• Exercise description
Write out the whole of the material exactly.

• Material

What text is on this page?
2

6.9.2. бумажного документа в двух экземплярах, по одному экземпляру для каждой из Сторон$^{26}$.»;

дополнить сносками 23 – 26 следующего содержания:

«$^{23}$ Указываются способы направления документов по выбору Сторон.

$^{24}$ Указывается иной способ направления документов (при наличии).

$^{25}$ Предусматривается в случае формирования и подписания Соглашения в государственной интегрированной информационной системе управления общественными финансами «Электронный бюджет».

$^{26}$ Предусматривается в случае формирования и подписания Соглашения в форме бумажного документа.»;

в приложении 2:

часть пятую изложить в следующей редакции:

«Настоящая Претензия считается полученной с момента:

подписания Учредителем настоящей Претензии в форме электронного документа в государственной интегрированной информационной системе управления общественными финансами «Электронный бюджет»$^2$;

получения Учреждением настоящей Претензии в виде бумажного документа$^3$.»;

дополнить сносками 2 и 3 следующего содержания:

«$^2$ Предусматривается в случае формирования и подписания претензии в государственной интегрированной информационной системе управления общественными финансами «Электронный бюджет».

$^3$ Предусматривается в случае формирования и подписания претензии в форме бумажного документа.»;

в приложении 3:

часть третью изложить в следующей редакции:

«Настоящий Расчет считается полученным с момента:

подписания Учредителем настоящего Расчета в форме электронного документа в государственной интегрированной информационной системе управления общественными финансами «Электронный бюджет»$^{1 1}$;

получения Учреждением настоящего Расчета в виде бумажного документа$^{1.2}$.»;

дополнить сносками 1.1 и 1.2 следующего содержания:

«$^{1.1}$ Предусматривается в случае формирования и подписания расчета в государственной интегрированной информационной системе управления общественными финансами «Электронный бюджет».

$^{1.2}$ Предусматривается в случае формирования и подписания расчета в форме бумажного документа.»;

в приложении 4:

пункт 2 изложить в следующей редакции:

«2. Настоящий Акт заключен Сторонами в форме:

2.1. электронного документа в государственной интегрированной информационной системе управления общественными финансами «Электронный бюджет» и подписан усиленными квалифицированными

• Reply to the task
What text is on this page?
2

6.9.2. бумажного документа в двух экземплярах, по одному экземпляру для каждой из Сторон$^{26}$.»;

дополнить сносками 23 – 26 следующего содержания:

«$^{23}$ Указываются способы направления документов по выбору Сторон.

$^{24}$ Указывается иной способ направления документов (при наличии).

$^{25}$ Предусматривается в случае формирования и подписания Соглашения в государственной интегрированной информационной системе управления общественными финансами «Электронный бюджет».

$^{26}$ Предусматривается в случае формирования и подписания Соглашения в форме бумажного документа.»;

в приложении 2:

часть пятую изложить в следующей редакции:

«Настоящая Претензия считается полученной с момента:

подписания Учредителем настоящей Претензии в форме электронного документа в государственной интегрированной информационной системе управления общественными финансами «Электронный бюджет»$^2$;

получения Учреждением настоящей Претензии в виде бумажного документа$^3$.»;

дополнить сносками 2 и 3 следующего содержания:

«$^2$ Предусматривается в случае формирования и подписания претензии в государственной интегрированной информационной системе управления общественными финансами «Электронный бюджет».

$^3$ Предусматривается в случае формирования и подписания претензии в форме бумажного документа.»;

в приложении 3:

часть третью изложить в следующей редакции:

«Настоящий Расчет считается полученным с момента:

подписания Учредителем настоящего Расчета в форме электронного документа в государственной интегрированной информационной системе управления общественными финансами «Электронный бюджет»$^{1 1}$;

получения Учреждением настоящего Расчета в виде бумажного документа$^{1.2}$.»;

дополнить сносками 1.1 и 1.2 следующего содержания:

«$^{1.1}$ Предусматривается в случае формирования и подписания расчета в государственной интегрированной информационной системе управления общественными финансами «Электронный бюджет».

$^{1.2}$ Предусматривается в случае формирования и подписания расчета в форме бумажного документа.»;

в приложении 4:

пункт 2 изложить в следующей редакции:

«2. Настоящий Акт заключен Сторонами в форме:

2.1. электронного документа в государственной интегрированной информационной системе управления общественными финансами «Электронный бюджет» и подписан усиленными квалифицированными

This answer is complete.